Records contained in a dataset
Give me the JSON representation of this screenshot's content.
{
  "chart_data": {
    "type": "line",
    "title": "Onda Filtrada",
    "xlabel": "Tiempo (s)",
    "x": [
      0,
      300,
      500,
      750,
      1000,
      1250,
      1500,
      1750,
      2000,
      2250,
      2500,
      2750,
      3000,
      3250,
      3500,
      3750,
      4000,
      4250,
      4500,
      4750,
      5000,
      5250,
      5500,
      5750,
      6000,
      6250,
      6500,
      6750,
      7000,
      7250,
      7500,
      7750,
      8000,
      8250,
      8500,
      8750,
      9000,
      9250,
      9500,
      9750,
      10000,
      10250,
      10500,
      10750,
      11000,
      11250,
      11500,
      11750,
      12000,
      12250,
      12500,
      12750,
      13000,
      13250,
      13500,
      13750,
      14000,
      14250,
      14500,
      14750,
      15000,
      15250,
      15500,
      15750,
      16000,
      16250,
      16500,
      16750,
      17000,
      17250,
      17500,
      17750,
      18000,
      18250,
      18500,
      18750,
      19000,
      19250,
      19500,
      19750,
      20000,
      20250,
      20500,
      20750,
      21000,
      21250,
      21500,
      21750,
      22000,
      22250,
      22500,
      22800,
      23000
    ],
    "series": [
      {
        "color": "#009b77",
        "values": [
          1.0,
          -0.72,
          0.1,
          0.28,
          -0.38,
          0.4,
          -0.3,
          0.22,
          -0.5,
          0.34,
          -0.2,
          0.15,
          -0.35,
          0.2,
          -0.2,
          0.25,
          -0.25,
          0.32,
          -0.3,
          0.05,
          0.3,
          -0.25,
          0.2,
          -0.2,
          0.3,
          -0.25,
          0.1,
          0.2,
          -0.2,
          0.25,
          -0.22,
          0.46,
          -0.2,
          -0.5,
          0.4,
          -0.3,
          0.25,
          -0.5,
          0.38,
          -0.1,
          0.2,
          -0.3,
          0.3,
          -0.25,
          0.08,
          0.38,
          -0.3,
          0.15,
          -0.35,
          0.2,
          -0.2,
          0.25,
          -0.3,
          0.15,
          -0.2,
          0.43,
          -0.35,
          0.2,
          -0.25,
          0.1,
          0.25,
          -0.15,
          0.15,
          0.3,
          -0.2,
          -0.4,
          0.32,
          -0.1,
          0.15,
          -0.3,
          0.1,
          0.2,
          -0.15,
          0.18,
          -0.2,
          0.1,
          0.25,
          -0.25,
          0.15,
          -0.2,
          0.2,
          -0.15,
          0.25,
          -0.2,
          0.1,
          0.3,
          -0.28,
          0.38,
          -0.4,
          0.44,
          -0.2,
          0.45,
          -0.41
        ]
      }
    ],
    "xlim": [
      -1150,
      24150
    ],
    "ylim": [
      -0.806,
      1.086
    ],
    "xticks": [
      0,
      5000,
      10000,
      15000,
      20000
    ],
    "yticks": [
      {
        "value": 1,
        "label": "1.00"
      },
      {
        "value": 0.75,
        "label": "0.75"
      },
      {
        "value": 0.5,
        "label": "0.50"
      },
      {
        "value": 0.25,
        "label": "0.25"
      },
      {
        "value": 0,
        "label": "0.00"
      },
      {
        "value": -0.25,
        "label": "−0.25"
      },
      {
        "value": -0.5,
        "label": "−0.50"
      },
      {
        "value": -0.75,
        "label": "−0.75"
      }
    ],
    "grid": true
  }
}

[Task prompt]: Copy the material above, line for line.

[The reply]:
Give me the JSON representation of this screenshot's content.
{
  "chart_data": {
    "type": "line",
    "title": "Onda Filtrada",
    "xlabel": "Tiempo (s)",
    "x": [
      0,
      300,
      500,
      750,
      1000,
      1250,
      1500,
      1750,
      2000,
      2250,
      2500,
      2750,
      3000,
      3250,
      3500,
      3750,
      4000,
      4250,
      4500,
      4750,
      5000,
      5250,
      5500,
      5750,
      6000,
      6250,
      6500,
      6750,
      7000,
      7250,
      7500,
      7750,
      8000,
      8250,
      8500,
      8750,
      9000,
      9250,
      9500,
      9750,
      10000,
      10250,
      10500,
      10750,
      11000,
      11250,
      11500,
      11750,
      12000,
      12250,
      12500,
      12750,
      13000,
      13250,
      13500,
      13750,
      14000,
      14250,
      14500,
      14750,
      15000,
      15250,
      15500,
      15750,
      16000,
      16250,
      16500,
      16750,
      17000,
      17250,
      17500,
      17750,
      18000,
      18250,
      18500,
      18750,
      19000,
      19250,
      19500,
      19750,
      20000,
      20250,
      20500,
      20750,
      21000,
      21250,
      21500,
      21750,
      22000,
      22250,
      22500,
      22800,
      23000
    ],
    "series": [
      {
        "color": "#009b77",
        "values": [
          1.0,
          -0.72,
          0.1,
          0.28,
          -0.38,
          0.4,
          -0.3,
          0.22,
          -0.5,
          0.34,
          -0.2,
          0.15,
          -0.35,
          0.2,
          -0.2,
          0.25,
          -0.25,
          0.32,
          -0.3,
          0.05,
          0.3,
          -0.25,
          0.2,
          -0.2,
          0.3,
          -0.25,
          0.1,
          0.2,
          -0.2,
          0.25,
          -0.22,
          0.46,
          -0.2,
          -0.5,
          0.4,
          -0.3,
          0.25,
          -0.5,
          0.38,
          -0.1,
          0.2,
          -0.3,
          0.3,
          -0.25,
          0.08,
          0.38,
          -0.3,
          0.15,
          -0.35,
          0.2,
          -0.2,
          0.25,
          -0.3,
          0.15,
          -0.2,
          0.43,
          -0.35,
          0.2,
          -0.25,
          0.1,
          0.25,
          -0.15,
          0.15,
          0.3,
          -0.2,
          -0.4,
          0.32,
          -0.1,
          0.15,
          -0.3,
          0.1,
          0.2,
          -0.15,
          0.18,
          -0.2,
          0.1,
          0.25,
          -0.25,
          0.15,
          -0.2,
          0.2,
          -0.15,
          0.25,
          -0.2,
          0.1,
          0.3,
          -0.28,
          0.38,
          -0.4,
          0.44,
          -0.2,
          0.45,
          -0.41
        ]
      }
    ],
    "xlim": [
      -1150,
      24150
    ],
    "ylim": [
      -0.806,
      1.086
    ],
    "xticks": [
      0,
      5000,
      10000,
      15000,
      20000
    ],
    "yticks": [
      {
        "value": 1,
        "label": "1.00"
      },
      {
        "value": 0.75,
        "label": "0.75"
      },
      {
        "value": 0.5,
        "label": "0.50"
      },
      {
        "value": 0.25,
        "label": "0.25"
      },
      {
        "value": 0,
        "label": "0.00"
      },
      {
        "value": -0.25,
        "label": "−0.25"
      },
      {
        "value": -0.5,
        "label": "−0.50"
      },
      {
        "value": -0.75,
        "label": "−0.75"
      }
    ],
    "grid": true
  }
}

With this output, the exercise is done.